◆ Directive ◆
Copy out each line of the material below that holds the string "Year".

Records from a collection

·····

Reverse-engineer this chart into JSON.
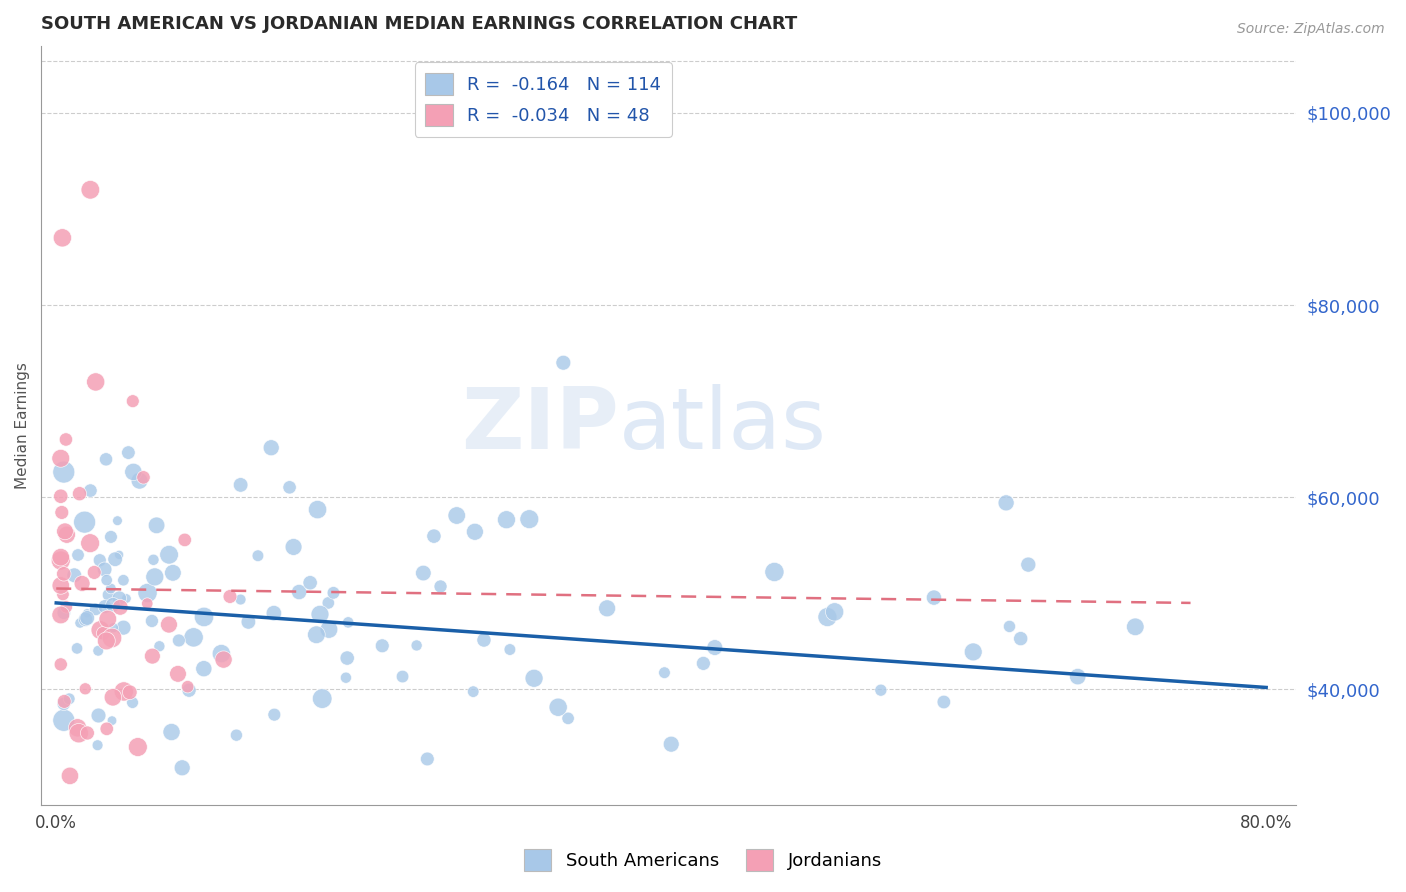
{
  "title": "SOUTH AMERICAN VS JORDANIAN MEDIAN EARNINGS CORRELATION CHART",
  "source": "Source: ZipAtlas.com",
  "ylabel": "Median Earnings",
  "xlim": [
    -0.01,
    0.82
  ],
  "ylim": [
    28000,
    107000
  ],
  "xticks": [
    0.0,
    0.1,
    0.2,
    0.3,
    0.4,
    0.5,
    0.6,
    0.7,
    0.8
  ],
  "xtick_labels": [
    "0.0%",
    "",
    "",
    "",
    "",
    "",
    "",
    "",
    "80.0%"
  ],
  "ytick_labels_right": [
    "$40,000",
    "$60,000",
    "$80,000",
    "$100,000"
  ],
  "ytick_values_right": [
    40000,
    60000,
    80000,
    100000
  ],
  "blue_color": "#a8c8e8",
  "pink_color": "#f4a0b5",
  "blue_line_color": "#1a5fa8",
  "pink_line_color": "#e07080",
  "R_blue": -0.164,
  "N_blue": 114,
  "R_pink": -0.034,
  "N_pink": 48,
  "legend_label_blue": "South Americans",
  "legend_label_pink": "Jordanians",
  "watermark_zip": "ZIP",
  "watermark_atlas": "atlas",
  "background_color": "#ffffff",
  "title_color": "#2a2a2a",
  "title_fontsize": 13,
  "axis_label_color": "#555555",
  "right_tick_color": "#3366cc",
  "dot_size": 120
}
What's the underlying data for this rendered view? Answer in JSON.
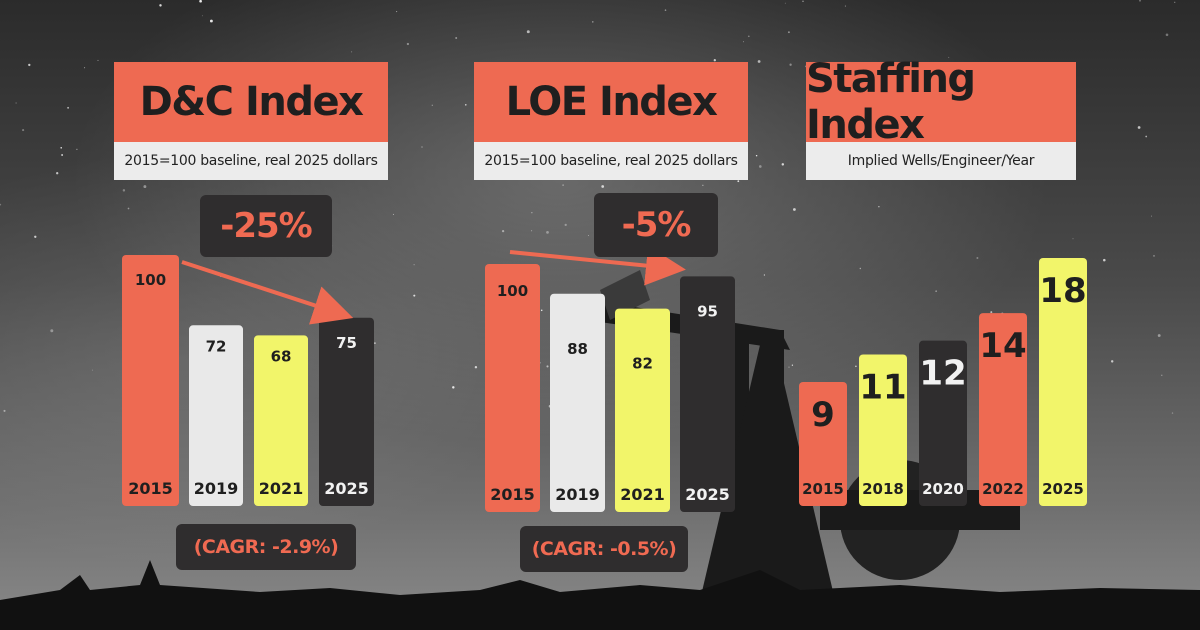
{
  "colors": {
    "coral": "#ee6a52",
    "light_gray": "#e9e9e9",
    "yellow": "#f2f56a",
    "dark": "#2f2d2e",
    "callout_text": "#f06a52"
  },
  "panels": {
    "dc": {
      "title": "D&C Index",
      "subtitle": "2015=100 baseline, real 2025 dollars",
      "change": "-25%",
      "cagr": "(CAGR: -2.9%)"
    },
    "loe": {
      "title": "LOE Index",
      "subtitle": "2015=100 baseline, real 2025 dollars",
      "change": "-5%",
      "cagr": "(CAGR: -0.5%)"
    },
    "staffing": {
      "title": "Staffing Index",
      "subtitle": "Implied Wells/Engineer/Year"
    }
  },
  "chart_data": [
    {
      "type": "bar",
      "title": "D&C Index",
      "subtitle": "2015=100 baseline, real 2025 dollars",
      "categories": [
        "2015",
        "2019",
        "2021",
        "2025"
      ],
      "values": [
        100,
        72,
        68,
        75
      ],
      "bar_colors": [
        "coral",
        "light_gray",
        "yellow",
        "dark"
      ],
      "annotations": [
        "-25%",
        "(CAGR: -2.9%)"
      ],
      "grid": false
    },
    {
      "type": "bar",
      "title": "LOE Index",
      "subtitle": "2015=100 baseline, real 2025 dollars",
      "categories": [
        "2015",
        "2019",
        "2021",
        "2025"
      ],
      "values": [
        100,
        88,
        82,
        95
      ],
      "bar_colors": [
        "coral",
        "light_gray",
        "yellow",
        "dark"
      ],
      "annotations": [
        "-5%",
        "(CAGR: -0.5%)"
      ],
      "grid": false
    },
    {
      "type": "bar",
      "title": "Staffing Index",
      "subtitle": "Implied Wells/Engineer/Year",
      "categories": [
        "2015",
        "2018",
        "2020",
        "2022",
        "2025"
      ],
      "values": [
        9,
        11,
        12,
        14,
        18
      ],
      "bar_colors": [
        "coral",
        "yellow",
        "dark",
        "coral",
        "yellow"
      ],
      "grid": false
    }
  ]
}
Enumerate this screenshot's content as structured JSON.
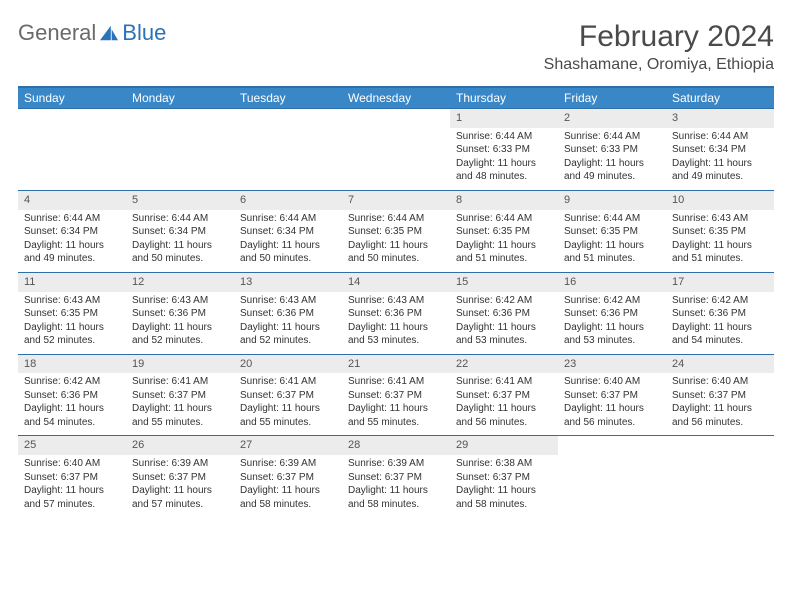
{
  "brand": {
    "part1": "General",
    "part2": "Blue"
  },
  "title": "February 2024",
  "location": "Shashamane, Oromiya, Ethiopia",
  "colors": {
    "header_bg": "#3a87c8",
    "header_text": "#ffffff",
    "rule": "#2e6fa8",
    "daynum_bg": "#ececec",
    "text": "#333333",
    "brand_gray": "#6a6a6a",
    "brand_blue": "#2a73b8"
  },
  "typography": {
    "title_fontsize": 30,
    "location_fontsize": 16,
    "dayhead_fontsize": 12,
    "daynum_fontsize": 11,
    "cell_fontsize": 10
  },
  "day_names": [
    "Sunday",
    "Monday",
    "Tuesday",
    "Wednesday",
    "Thursday",
    "Friday",
    "Saturday"
  ],
  "weeks": [
    [
      null,
      null,
      null,
      null,
      {
        "n": "1",
        "sr": "Sunrise: 6:44 AM",
        "ss": "Sunset: 6:33 PM",
        "dl": "Daylight: 11 hours and 48 minutes."
      },
      {
        "n": "2",
        "sr": "Sunrise: 6:44 AM",
        "ss": "Sunset: 6:33 PM",
        "dl": "Daylight: 11 hours and 49 minutes."
      },
      {
        "n": "3",
        "sr": "Sunrise: 6:44 AM",
        "ss": "Sunset: 6:34 PM",
        "dl": "Daylight: 11 hours and 49 minutes."
      }
    ],
    [
      {
        "n": "4",
        "sr": "Sunrise: 6:44 AM",
        "ss": "Sunset: 6:34 PM",
        "dl": "Daylight: 11 hours and 49 minutes."
      },
      {
        "n": "5",
        "sr": "Sunrise: 6:44 AM",
        "ss": "Sunset: 6:34 PM",
        "dl": "Daylight: 11 hours and 50 minutes."
      },
      {
        "n": "6",
        "sr": "Sunrise: 6:44 AM",
        "ss": "Sunset: 6:34 PM",
        "dl": "Daylight: 11 hours and 50 minutes."
      },
      {
        "n": "7",
        "sr": "Sunrise: 6:44 AM",
        "ss": "Sunset: 6:35 PM",
        "dl": "Daylight: 11 hours and 50 minutes."
      },
      {
        "n": "8",
        "sr": "Sunrise: 6:44 AM",
        "ss": "Sunset: 6:35 PM",
        "dl": "Daylight: 11 hours and 51 minutes."
      },
      {
        "n": "9",
        "sr": "Sunrise: 6:44 AM",
        "ss": "Sunset: 6:35 PM",
        "dl": "Daylight: 11 hours and 51 minutes."
      },
      {
        "n": "10",
        "sr": "Sunrise: 6:43 AM",
        "ss": "Sunset: 6:35 PM",
        "dl": "Daylight: 11 hours and 51 minutes."
      }
    ],
    [
      {
        "n": "11",
        "sr": "Sunrise: 6:43 AM",
        "ss": "Sunset: 6:35 PM",
        "dl": "Daylight: 11 hours and 52 minutes."
      },
      {
        "n": "12",
        "sr": "Sunrise: 6:43 AM",
        "ss": "Sunset: 6:36 PM",
        "dl": "Daylight: 11 hours and 52 minutes."
      },
      {
        "n": "13",
        "sr": "Sunrise: 6:43 AM",
        "ss": "Sunset: 6:36 PM",
        "dl": "Daylight: 11 hours and 52 minutes."
      },
      {
        "n": "14",
        "sr": "Sunrise: 6:43 AM",
        "ss": "Sunset: 6:36 PM",
        "dl": "Daylight: 11 hours and 53 minutes."
      },
      {
        "n": "15",
        "sr": "Sunrise: 6:42 AM",
        "ss": "Sunset: 6:36 PM",
        "dl": "Daylight: 11 hours and 53 minutes."
      },
      {
        "n": "16",
        "sr": "Sunrise: 6:42 AM",
        "ss": "Sunset: 6:36 PM",
        "dl": "Daylight: 11 hours and 53 minutes."
      },
      {
        "n": "17",
        "sr": "Sunrise: 6:42 AM",
        "ss": "Sunset: 6:36 PM",
        "dl": "Daylight: 11 hours and 54 minutes."
      }
    ],
    [
      {
        "n": "18",
        "sr": "Sunrise: 6:42 AM",
        "ss": "Sunset: 6:36 PM",
        "dl": "Daylight: 11 hours and 54 minutes."
      },
      {
        "n": "19",
        "sr": "Sunrise: 6:41 AM",
        "ss": "Sunset: 6:37 PM",
        "dl": "Daylight: 11 hours and 55 minutes."
      },
      {
        "n": "20",
        "sr": "Sunrise: 6:41 AM",
        "ss": "Sunset: 6:37 PM",
        "dl": "Daylight: 11 hours and 55 minutes."
      },
      {
        "n": "21",
        "sr": "Sunrise: 6:41 AM",
        "ss": "Sunset: 6:37 PM",
        "dl": "Daylight: 11 hours and 55 minutes."
      },
      {
        "n": "22",
        "sr": "Sunrise: 6:41 AM",
        "ss": "Sunset: 6:37 PM",
        "dl": "Daylight: 11 hours and 56 minutes."
      },
      {
        "n": "23",
        "sr": "Sunrise: 6:40 AM",
        "ss": "Sunset: 6:37 PM",
        "dl": "Daylight: 11 hours and 56 minutes."
      },
      {
        "n": "24",
        "sr": "Sunrise: 6:40 AM",
        "ss": "Sunset: 6:37 PM",
        "dl": "Daylight: 11 hours and 56 minutes."
      }
    ],
    [
      {
        "n": "25",
        "sr": "Sunrise: 6:40 AM",
        "ss": "Sunset: 6:37 PM",
        "dl": "Daylight: 11 hours and 57 minutes."
      },
      {
        "n": "26",
        "sr": "Sunrise: 6:39 AM",
        "ss": "Sunset: 6:37 PM",
        "dl": "Daylight: 11 hours and 57 minutes."
      },
      {
        "n": "27",
        "sr": "Sunrise: 6:39 AM",
        "ss": "Sunset: 6:37 PM",
        "dl": "Daylight: 11 hours and 58 minutes."
      },
      {
        "n": "28",
        "sr": "Sunrise: 6:39 AM",
        "ss": "Sunset: 6:37 PM",
        "dl": "Daylight: 11 hours and 58 minutes."
      },
      {
        "n": "29",
        "sr": "Sunrise: 6:38 AM",
        "ss": "Sunset: 6:37 PM",
        "dl": "Daylight: 11 hours and 58 minutes."
      },
      null,
      null
    ]
  ]
}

·····

◆ Solution to this task ◆
      "subtitle": "Implied Wells/Engineer/Year"
      "subtitle": "Implied Wells/Engineer/Year",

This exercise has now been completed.